### [TEXTO DE LEITURA]
* * * * * * * * *

4. Dar cabo dos manguezais, sobretudo os urbanos em época de
epidemias, era favor prestado pelos particulares e dever do Estado,
percepção incorporada tanto no sentimento do povo como em leis
sanitárias promulgadas nos vários níveis de governo.
5. Benfeitor-modernizador, o adversário do manguezal era
incentivado pela Administração e contava com a leniência do
Judiciário, pois ninguém haveria de obstaculizar a ação de quem era
socialmente abraçado como exemplo do empreendedor a serviço da urbanização civilizadora e do saneamento purificador do corpo e do
espírito.
6. Destruir manguezal impunha-se como recuperação e cura de uma
anomalia da Natureza, convertendo a aberração natural – pela
humanização, saneamento e expurgo de suas características
ecológicas – no Jardim do Éden de que nunca fizera parte.
7. No Brasil, ao contrário de outros países, o juiz não cria obrigações
de proteção do meio ambiente. Elas jorram da lei, após terem
passado pelo crivo do Poder Legislativo. Daí não precisarmos de
juízes ativistas, pois o ativismo é da lei e do texto constitucional.

* * * * * * * * *

(Entradas de elementos em caixas)

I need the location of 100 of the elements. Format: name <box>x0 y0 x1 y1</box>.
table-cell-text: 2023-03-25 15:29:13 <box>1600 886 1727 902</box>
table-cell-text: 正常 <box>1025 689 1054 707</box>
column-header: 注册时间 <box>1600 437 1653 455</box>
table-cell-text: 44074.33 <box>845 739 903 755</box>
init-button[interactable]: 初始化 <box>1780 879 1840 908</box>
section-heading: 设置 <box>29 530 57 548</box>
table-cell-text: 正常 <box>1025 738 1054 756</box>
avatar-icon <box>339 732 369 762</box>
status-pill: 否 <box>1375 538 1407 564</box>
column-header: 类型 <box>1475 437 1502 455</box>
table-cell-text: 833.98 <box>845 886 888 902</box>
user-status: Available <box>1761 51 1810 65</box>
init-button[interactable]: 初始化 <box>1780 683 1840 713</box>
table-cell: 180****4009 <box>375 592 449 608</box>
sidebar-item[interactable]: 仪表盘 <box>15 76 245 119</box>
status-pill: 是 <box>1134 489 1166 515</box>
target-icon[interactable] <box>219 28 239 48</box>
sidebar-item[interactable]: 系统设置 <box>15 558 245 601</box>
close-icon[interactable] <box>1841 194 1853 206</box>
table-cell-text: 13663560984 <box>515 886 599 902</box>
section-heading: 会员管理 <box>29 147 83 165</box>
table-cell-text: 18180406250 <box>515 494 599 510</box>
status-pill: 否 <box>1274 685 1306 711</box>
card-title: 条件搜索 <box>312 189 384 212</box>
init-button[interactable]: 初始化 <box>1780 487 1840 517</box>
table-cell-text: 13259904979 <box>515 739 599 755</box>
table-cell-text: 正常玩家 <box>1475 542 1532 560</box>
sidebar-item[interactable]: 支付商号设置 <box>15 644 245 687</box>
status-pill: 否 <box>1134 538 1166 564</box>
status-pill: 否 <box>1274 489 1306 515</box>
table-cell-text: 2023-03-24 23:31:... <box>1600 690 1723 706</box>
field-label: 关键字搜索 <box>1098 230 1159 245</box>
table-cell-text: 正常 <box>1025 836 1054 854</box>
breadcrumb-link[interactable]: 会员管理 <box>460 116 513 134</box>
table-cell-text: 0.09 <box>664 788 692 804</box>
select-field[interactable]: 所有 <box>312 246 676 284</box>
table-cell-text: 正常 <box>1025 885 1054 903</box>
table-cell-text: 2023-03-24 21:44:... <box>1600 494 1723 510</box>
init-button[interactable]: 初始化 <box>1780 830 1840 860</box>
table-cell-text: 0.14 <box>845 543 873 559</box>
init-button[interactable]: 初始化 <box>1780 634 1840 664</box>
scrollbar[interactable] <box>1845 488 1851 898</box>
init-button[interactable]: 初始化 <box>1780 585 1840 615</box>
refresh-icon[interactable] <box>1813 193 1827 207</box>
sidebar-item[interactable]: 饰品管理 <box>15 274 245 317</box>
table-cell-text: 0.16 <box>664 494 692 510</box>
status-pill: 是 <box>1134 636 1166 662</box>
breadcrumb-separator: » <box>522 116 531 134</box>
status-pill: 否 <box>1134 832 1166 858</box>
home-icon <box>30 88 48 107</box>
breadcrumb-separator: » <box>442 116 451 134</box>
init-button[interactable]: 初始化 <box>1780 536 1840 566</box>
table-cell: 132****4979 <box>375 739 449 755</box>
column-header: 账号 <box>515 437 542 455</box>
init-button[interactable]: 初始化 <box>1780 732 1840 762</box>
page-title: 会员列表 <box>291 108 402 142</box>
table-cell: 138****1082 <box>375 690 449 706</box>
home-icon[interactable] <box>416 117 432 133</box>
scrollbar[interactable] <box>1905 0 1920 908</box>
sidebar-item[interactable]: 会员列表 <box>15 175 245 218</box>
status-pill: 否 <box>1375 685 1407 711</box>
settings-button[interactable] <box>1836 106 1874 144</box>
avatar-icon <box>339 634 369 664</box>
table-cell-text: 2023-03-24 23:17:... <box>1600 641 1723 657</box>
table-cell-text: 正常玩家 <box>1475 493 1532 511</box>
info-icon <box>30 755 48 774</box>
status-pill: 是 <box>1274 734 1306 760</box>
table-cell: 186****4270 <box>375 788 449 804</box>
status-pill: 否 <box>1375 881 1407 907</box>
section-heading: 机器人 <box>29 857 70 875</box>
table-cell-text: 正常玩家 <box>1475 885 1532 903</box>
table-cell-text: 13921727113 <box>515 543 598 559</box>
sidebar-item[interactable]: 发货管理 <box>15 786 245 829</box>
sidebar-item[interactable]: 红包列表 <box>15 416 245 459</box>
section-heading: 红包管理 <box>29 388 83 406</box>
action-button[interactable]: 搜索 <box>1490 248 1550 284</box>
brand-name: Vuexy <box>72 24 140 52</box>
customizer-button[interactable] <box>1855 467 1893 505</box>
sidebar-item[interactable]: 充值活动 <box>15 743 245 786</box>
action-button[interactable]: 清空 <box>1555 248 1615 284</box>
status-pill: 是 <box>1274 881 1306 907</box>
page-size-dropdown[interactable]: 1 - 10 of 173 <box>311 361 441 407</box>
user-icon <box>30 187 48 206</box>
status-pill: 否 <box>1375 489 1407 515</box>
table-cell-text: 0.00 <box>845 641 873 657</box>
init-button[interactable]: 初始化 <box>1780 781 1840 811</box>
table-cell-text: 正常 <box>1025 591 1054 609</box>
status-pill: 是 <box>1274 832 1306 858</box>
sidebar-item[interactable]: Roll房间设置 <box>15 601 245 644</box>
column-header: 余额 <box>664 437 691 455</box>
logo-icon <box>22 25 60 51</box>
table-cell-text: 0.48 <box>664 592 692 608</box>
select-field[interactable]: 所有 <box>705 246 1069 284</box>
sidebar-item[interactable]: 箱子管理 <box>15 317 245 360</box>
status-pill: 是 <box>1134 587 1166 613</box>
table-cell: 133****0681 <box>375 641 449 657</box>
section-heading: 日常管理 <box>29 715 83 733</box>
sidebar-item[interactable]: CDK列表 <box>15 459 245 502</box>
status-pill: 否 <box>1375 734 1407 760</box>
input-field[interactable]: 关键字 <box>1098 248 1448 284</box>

* * * * * * * * *

### [AÇÕES A REALIZAR]
• A. Repita, palavra por palavra, o trecho do texto sobre os manguezais que vai de "4. Dar cabo" até "nunca fizera parte.".
• B. De acordo com o texto sobre os manguezais, de onde jorram, no Brasil, as obrigações de proteção do meio ambiente?

### [RESULTADOS]
• A.
4. Dar cabo dos manguezais, sobretudo os urbanos em época de
epidemias, era favor prestado pelos particulares e dever do Estado,
percepção incorporada tanto no sentimento do povo como em leis
sanitárias promulgadas nos vários níveis de governo.
5. Benfeitor-modernizador, o adversário do manguezal era
incentivado pela Administração e contava com a leniência do
Judiciário, pois ninguém haveria de obstaculizar a ação de quem era
socialmente abraçado como exemplo do empreendedor a serviço da urbanização civilizadora e do saneamento purificador do corpo e do
espírito.
6. Destruir manguezal impunha-se como recuperação e cura de uma
anomalia da Natureza, convertendo a aberração natural – pela
humanização, saneamento e expurgo de suas características
ecológicas – no Jardim do Éden de que nunca fizera parte.

• B. Elas jorram da lei, após terem passado pelo crivo do Poder Legislativo.